■ Exercise aim ■
Output every entry exactly as given.
START Data for the task
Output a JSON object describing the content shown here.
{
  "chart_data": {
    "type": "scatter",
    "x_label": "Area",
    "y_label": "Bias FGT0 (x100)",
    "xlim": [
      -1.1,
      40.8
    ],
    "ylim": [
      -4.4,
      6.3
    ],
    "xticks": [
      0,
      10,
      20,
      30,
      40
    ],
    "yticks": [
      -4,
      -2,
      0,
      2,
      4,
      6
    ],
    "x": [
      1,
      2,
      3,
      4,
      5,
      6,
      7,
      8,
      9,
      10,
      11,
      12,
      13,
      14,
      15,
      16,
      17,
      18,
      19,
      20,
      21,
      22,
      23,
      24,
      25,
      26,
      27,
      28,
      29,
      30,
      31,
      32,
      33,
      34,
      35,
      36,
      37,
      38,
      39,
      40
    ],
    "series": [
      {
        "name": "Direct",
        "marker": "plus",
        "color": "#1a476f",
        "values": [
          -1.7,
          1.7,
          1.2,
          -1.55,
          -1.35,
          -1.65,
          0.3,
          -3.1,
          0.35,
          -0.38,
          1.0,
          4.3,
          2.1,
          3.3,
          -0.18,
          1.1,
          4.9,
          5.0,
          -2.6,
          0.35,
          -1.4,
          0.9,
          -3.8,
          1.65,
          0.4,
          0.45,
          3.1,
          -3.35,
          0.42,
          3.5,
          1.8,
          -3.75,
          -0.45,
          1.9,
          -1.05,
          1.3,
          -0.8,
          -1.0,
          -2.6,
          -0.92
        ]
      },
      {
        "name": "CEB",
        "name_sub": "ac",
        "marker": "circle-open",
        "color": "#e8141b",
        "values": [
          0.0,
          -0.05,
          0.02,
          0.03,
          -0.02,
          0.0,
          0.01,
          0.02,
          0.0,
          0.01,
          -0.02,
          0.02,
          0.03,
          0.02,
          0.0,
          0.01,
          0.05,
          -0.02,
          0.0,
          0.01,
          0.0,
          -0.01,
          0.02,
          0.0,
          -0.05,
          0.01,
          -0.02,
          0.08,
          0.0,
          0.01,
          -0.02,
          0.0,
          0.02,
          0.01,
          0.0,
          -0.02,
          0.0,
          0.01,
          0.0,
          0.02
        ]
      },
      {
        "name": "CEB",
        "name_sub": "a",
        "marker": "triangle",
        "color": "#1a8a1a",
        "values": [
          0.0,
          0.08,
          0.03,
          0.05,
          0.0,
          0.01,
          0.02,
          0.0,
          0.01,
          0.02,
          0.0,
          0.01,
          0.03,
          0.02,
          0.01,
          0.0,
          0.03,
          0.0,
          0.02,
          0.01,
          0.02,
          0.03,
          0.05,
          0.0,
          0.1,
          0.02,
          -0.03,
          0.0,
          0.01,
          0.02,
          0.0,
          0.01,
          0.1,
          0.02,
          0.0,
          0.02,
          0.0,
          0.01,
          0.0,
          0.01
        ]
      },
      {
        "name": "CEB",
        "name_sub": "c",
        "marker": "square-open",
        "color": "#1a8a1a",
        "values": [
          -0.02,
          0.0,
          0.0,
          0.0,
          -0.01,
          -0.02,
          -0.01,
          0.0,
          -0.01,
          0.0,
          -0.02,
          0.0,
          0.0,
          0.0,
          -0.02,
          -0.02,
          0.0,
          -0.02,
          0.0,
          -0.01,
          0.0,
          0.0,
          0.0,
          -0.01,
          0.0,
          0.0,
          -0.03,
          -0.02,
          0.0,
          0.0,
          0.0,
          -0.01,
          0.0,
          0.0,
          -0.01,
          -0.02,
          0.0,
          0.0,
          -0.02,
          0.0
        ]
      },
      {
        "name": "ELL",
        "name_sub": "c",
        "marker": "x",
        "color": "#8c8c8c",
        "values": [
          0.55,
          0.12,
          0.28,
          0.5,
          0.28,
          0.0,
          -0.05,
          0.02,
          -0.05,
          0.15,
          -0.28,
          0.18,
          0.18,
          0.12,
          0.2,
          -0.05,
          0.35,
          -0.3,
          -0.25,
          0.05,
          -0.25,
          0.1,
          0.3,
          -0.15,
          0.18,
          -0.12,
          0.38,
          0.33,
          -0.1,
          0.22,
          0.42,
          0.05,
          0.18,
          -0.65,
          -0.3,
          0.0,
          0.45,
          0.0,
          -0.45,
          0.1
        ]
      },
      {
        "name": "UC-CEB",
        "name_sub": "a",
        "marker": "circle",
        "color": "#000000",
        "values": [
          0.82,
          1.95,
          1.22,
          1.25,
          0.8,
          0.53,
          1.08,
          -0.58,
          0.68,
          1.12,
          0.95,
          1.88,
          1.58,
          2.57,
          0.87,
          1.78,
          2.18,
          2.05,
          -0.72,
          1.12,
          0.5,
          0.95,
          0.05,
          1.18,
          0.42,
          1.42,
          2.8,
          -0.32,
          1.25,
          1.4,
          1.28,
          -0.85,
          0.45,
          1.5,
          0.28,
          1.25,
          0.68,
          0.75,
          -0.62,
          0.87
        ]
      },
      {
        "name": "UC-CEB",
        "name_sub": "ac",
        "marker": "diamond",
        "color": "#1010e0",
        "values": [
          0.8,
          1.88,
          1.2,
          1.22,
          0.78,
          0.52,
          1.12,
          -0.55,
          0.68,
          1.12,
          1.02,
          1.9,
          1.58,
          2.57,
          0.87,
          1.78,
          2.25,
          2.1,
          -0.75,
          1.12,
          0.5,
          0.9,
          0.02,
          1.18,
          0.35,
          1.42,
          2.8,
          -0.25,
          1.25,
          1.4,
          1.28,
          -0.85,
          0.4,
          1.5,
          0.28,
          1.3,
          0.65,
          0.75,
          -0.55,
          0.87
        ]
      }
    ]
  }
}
END Data for the task
■ Response to this exercise ■
Output a JSON object describing the content shown here.
{
  "chart_data": {
    "type": "scatter",
    "x_label": "Area",
    "y_label": "Bias FGT0 (x100)",
    "xlim": [
      -1.1,
      40.8
    ],
    "ylim": [
      -4.4,
      6.3
    ],
    "xticks": [
      0,
      10,
      20,
      30,
      40
    ],
    "yticks": [
      -4,
      -2,
      0,
      2,
      4,
      6
    ],
    "x": [
      1,
      2,
      3,
      4,
      5,
      6,
      7,
      8,
      9,
      10,
      11,
      12,
      13,
      14,
      15,
      16,
      17,
      18,
      19,
      20,
      21,
      22,
      23,
      24,
      25,
      26,
      27,
      28,
      29,
      30,
      31,
      32,
      33,
      34,
      35,
      36,
      37,
      38,
      39,
      40
    ],
    "series": [
      {
        "name": "Direct",
        "marker": "plus",
        "color": "#1a476f",
        "values": [
          -1.7,
          1.7,
          1.2,
          -1.55,
          -1.35,
          -1.65,
          0.3,
          -3.1,
          0.35,
          -0.38,
          1.0,
          4.3,
          2.1,
          3.3,
          -0.18,
          1.1,
          4.9,
          5.0,
          -2.6,
          0.35,
          -1.4,
          0.9,
          -3.8,
          1.65,
          0.4,
          0.45,
          3.1,
          -3.35,
          0.42,
          3.5,
          1.8,
          -3.75,
          -0.45,
          1.9,
          -1.05,
          1.3,
          -0.8,
          -1.0,
          -2.6,
          -0.92
        ]
      },
      {
        "name": "CEB",
        "name_sub": "ac",
        "marker": "circle-open",
        "color": "#e8141b",
        "values": [
          0.0,
          -0.05,
          0.02,
          0.03,
          -0.02,
          0.0,
          0.01,
          0.02,
          0.0,
          0.01,
          -0.02,
          0.02,
          0.03,
          0.02,
          0.0,
          0.01,
          0.05,
          -0.02,
          0.0,
          0.01,
          0.0,
          -0.01,
          0.02,
          0.0,
          -0.05,
          0.01,
          -0.02,
          0.08,
          0.0,
          0.01,
          -0.02,
          0.0,
          0.02,
          0.01,
          0.0,
          -0.02,
          0.0,
          0.01,
          0.0,
          0.02
        ]
      },
      {
        "name": "CEB",
        "name_sub": "a",
        "marker": "triangle",
        "color": "#1a8a1a",
        "values": [
          0.0,
          0.08,
          0.03,
          0.05,
          0.0,
          0.01,
          0.02,
          0.0,
          0.01,
          0.02,
          0.0,
          0.01,
          0.03,
          0.02,
          0.01,
          0.0,
          0.03,
          0.0,
          0.02,
          0.01,
          0.02,
          0.03,
          0.05,
          0.0,
          0.1,
          0.02,
          -0.03,
          0.0,
          0.01,
          0.02,
          0.0,
          0.01,
          0.1,
          0.02,
          0.0,
          0.02,
          0.0,
          0.01,
          0.0,
          0.01
        ]
      },
      {
        "name": "CEB",
        "name_sub": "c",
        "marker": "square-open",
        "color": "#1a8a1a",
        "values": [
          -0.02,
          0.0,
          0.0,
          0.0,
          -0.01,
          -0.02,
          -0.01,
          0.0,
          -0.01,
          0.0,
          -0.02,
          0.0,
          0.0,
          0.0,
          -0.02,
          -0.02,
          0.0,
          -0.02,
          0.0,
          -0.01,
          0.0,
          0.0,
          0.0,
          -0.01,
          0.0,
          0.0,
          -0.03,
          -0.02,
          0.0,
          0.0,
          0.0,
          -0.01,
          0.0,
          0.0,
          -0.01,
          -0.02,
          0.0,
          0.0,
          -0.02,
          0.0
        ]
      },
      {
        "name": "ELL",
        "name_sub": "c",
        "marker": "x",
        "color": "#8c8c8c",
        "values": [
          0.55,
          0.12,
          0.28,
          0.5,
          0.28,
          0.0,
          -0.05,
          0.02,
          -0.05,
          0.15,
          -0.28,
          0.18,
          0.18,
          0.12,
          0.2,
          -0.05,
          0.35,
          -0.3,
          -0.25,
          0.05,
          -0.25,
          0.1,
          0.3,
          -0.15,
          0.18,
          -0.12,
          0.38,
          0.33,
          -0.1,
          0.22,
          0.42,
          0.05,
          0.18,
          -0.65,
          -0.3,
          0.0,
          0.45,
          0.0,
          -0.45,
          0.1
        ]
      },
      {
        "name": "UC-CEB",
        "name_sub": "a",
        "marker": "circle",
        "color": "#000000",
        "values": [
          0.82,
          1.95,
          1.22,
          1.25,
          0.8,
          0.53,
          1.08,
          -0.58,
          0.68,
          1.12,
          0.95,
          1.88,
          1.58,
          2.57,
          0.87,
          1.78,
          2.18,
          2.05,
          -0.72,
          1.12,
          0.5,
          0.95,
          0.05,
          1.18,
          0.42,
          1.42,
          2.8,
          -0.32,
          1.25,
          1.4,
          1.28,
          -0.85,
          0.45,
          1.5,
          0.28,
          1.25,
          0.68,
          0.75,
          -0.62,
          0.87
        ]
      },
      {
        "name": "UC-CEB",
        "name_sub": "ac",
        "marker": "diamond",
        "color": "#1010e0",
        "values": [
          0.8,
          1.88,
          1.2,
          1.22,
          0.78,
          0.52,
          1.12,
          -0.55,
          0.68,
          1.12,
          1.02,
          1.9,
          1.58,
          2.57,
          0.87,
          1.78,
          2.25,
          2.1,
          -0.75,
          1.12,
          0.5,
          0.9,
          0.02,
          1.18,
          0.35,
          1.42,
          2.8,
          -0.25,
          1.25,
          1.4,
          1.28,
          -0.85,
          0.4,
          1.5,
          0.28,
          1.3,
          0.65,
          0.75,
          -0.55,
          0.87
        ]
      }
    ]
  }
}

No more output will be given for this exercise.